───── Given data ─────

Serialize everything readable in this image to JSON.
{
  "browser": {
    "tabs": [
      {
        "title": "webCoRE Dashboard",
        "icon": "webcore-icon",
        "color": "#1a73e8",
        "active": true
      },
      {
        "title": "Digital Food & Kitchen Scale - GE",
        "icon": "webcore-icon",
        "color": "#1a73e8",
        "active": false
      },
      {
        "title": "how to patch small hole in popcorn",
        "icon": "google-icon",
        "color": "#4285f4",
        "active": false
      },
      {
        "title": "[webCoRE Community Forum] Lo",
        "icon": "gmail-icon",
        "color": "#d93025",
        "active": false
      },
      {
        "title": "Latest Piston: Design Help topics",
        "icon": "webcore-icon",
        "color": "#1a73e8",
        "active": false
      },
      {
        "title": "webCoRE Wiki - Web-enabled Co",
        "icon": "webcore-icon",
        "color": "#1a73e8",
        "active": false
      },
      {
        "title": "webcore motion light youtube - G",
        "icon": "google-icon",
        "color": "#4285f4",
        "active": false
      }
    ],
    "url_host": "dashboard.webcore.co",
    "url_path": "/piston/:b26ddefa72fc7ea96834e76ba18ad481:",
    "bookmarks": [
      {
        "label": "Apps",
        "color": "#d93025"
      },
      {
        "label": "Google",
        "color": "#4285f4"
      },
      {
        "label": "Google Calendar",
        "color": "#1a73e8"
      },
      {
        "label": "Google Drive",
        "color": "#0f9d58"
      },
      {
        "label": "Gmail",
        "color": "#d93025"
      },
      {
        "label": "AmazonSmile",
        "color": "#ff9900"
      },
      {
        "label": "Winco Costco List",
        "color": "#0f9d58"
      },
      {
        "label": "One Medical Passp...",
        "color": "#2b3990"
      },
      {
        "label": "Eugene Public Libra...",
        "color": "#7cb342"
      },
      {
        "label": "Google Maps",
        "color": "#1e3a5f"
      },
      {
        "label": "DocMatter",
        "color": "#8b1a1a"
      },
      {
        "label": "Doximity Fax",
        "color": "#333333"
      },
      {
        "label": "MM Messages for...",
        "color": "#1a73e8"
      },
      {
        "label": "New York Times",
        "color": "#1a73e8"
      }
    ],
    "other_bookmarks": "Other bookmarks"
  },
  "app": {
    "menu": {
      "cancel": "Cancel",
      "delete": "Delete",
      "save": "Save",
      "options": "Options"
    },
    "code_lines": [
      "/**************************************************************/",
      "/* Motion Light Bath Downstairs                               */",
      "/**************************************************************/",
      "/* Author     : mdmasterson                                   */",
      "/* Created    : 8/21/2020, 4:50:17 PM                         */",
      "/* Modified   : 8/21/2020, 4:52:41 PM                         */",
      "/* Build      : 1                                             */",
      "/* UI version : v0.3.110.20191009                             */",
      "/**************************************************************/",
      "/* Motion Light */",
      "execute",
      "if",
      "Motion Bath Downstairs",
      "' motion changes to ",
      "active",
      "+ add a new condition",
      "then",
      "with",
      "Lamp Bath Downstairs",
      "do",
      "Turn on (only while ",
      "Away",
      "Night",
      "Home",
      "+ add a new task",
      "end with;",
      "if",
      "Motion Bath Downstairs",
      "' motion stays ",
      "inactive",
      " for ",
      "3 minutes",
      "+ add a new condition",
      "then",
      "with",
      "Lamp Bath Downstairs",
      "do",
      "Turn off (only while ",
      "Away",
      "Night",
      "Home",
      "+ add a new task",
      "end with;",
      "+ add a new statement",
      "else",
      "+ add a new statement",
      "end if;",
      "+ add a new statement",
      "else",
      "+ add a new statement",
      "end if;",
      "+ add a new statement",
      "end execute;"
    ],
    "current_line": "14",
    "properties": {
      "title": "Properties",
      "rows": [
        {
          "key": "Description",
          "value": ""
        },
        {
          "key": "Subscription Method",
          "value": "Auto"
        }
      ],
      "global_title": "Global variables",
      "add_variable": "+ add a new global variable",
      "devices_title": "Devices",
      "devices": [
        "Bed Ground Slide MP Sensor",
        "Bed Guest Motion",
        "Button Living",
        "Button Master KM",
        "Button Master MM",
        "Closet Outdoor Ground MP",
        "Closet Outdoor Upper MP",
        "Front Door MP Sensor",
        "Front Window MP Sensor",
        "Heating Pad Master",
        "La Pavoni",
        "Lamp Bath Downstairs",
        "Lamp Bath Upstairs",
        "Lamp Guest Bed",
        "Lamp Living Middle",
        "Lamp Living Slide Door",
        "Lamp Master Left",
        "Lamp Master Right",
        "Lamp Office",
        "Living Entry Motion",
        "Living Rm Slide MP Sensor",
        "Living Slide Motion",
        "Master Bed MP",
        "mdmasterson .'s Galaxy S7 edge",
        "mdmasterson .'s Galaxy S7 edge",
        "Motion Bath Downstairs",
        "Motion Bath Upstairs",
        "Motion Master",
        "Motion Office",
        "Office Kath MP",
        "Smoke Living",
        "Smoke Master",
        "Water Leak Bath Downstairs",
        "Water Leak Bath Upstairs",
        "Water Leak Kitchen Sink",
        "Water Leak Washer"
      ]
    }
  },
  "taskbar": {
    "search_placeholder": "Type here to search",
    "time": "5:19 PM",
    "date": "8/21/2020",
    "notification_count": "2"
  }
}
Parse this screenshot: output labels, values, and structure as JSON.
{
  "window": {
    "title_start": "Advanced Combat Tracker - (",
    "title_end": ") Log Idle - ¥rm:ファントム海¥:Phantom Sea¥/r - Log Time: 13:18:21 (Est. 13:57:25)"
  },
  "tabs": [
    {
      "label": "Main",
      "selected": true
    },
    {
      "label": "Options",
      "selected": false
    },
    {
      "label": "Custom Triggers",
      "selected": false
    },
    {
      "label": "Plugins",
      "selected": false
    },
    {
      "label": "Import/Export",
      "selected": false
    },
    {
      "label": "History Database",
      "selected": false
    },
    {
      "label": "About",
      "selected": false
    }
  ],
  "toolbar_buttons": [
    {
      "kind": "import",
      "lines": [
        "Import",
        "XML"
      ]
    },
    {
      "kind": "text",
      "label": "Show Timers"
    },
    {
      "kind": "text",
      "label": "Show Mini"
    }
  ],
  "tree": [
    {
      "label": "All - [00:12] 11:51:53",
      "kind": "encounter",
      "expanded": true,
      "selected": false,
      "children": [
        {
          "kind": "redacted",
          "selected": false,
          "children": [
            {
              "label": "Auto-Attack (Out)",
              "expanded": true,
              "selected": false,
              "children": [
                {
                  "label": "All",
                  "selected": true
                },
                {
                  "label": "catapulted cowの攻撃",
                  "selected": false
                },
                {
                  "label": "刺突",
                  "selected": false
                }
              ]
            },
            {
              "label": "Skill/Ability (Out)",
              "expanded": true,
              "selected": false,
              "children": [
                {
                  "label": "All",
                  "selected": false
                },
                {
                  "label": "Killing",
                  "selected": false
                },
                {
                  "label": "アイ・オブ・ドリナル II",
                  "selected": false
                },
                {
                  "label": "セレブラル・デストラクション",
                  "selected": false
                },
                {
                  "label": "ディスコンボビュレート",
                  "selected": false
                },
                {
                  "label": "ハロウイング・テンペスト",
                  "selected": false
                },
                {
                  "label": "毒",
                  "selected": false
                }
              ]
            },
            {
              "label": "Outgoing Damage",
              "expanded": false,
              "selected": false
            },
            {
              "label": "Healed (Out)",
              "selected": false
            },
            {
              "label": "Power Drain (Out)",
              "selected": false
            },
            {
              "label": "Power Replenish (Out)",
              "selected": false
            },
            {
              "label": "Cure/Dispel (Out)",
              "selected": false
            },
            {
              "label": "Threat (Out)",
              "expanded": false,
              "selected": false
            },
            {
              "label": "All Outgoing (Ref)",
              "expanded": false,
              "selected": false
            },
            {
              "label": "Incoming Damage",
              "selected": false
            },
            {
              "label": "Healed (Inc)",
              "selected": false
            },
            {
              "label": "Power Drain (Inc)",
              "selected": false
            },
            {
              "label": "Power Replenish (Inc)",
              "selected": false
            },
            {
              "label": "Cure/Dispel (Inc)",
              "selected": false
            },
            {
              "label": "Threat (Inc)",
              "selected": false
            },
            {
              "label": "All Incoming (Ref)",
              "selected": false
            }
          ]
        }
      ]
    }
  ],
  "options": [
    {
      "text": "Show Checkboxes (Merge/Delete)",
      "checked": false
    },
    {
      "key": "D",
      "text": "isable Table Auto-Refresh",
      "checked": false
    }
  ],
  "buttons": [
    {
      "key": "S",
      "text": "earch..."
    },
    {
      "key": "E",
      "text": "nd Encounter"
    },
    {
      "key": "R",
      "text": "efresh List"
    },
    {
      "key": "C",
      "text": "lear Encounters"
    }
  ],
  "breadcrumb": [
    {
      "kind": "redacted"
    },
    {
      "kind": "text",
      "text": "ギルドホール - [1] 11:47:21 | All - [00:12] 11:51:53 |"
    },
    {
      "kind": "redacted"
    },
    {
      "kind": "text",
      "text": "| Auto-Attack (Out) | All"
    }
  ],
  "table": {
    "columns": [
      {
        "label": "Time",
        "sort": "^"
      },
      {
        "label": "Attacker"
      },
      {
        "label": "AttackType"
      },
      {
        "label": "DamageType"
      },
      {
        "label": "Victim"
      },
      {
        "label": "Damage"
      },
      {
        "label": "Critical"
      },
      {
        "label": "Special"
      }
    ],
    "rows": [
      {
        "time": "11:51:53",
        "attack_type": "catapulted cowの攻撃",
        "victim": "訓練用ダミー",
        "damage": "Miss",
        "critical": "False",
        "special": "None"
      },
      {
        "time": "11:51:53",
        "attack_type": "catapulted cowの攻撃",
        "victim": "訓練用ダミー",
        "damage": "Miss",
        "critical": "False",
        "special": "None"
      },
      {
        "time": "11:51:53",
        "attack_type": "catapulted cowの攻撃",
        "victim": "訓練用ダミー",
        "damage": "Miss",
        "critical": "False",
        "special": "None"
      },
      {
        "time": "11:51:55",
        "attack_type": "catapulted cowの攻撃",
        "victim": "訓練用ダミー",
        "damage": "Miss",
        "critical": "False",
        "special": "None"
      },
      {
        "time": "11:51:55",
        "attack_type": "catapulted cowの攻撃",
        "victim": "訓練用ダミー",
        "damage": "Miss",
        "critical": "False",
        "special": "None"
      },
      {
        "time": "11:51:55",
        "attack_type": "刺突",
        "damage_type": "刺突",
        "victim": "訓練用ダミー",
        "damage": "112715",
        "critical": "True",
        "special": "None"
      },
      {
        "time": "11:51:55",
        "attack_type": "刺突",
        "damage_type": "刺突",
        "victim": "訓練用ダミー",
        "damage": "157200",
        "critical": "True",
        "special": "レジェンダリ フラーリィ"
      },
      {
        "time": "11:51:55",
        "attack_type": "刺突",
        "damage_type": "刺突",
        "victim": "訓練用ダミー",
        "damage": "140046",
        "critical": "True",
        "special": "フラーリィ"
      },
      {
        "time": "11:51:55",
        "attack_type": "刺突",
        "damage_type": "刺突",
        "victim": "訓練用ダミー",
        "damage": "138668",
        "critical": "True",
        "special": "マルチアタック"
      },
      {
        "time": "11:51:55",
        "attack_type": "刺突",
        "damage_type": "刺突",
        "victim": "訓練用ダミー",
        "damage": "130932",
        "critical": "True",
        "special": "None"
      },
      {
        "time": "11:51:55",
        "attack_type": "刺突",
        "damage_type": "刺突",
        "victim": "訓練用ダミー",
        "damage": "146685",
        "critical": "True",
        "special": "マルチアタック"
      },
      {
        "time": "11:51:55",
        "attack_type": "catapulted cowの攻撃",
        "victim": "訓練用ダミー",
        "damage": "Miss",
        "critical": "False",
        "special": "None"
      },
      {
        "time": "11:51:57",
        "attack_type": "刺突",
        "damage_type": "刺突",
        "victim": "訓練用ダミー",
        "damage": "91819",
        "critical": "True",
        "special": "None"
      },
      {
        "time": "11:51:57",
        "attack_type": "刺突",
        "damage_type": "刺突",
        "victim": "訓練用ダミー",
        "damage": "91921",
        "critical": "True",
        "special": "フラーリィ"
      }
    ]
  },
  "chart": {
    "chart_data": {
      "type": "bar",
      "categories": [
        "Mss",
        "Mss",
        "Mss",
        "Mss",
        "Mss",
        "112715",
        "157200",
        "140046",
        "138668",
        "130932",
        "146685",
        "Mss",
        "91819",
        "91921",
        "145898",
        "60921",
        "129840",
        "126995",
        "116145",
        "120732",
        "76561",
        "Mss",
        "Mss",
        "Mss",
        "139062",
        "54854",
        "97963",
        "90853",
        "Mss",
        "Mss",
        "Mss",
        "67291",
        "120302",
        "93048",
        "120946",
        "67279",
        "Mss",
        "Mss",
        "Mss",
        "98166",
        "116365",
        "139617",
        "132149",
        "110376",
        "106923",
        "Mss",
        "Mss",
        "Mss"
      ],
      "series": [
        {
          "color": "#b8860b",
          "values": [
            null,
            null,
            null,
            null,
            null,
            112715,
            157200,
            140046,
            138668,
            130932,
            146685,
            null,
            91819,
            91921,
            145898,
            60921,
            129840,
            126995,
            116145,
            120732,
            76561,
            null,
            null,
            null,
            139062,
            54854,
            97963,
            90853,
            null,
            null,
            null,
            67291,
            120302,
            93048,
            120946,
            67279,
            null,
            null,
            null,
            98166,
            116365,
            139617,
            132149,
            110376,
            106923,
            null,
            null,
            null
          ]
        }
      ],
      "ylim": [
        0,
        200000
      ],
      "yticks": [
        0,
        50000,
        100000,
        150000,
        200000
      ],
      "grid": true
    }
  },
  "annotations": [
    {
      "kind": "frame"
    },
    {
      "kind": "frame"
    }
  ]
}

─────

### Exercise task
Compute the number of lines above that contain the string "children". Reply with that value only.

### The response
4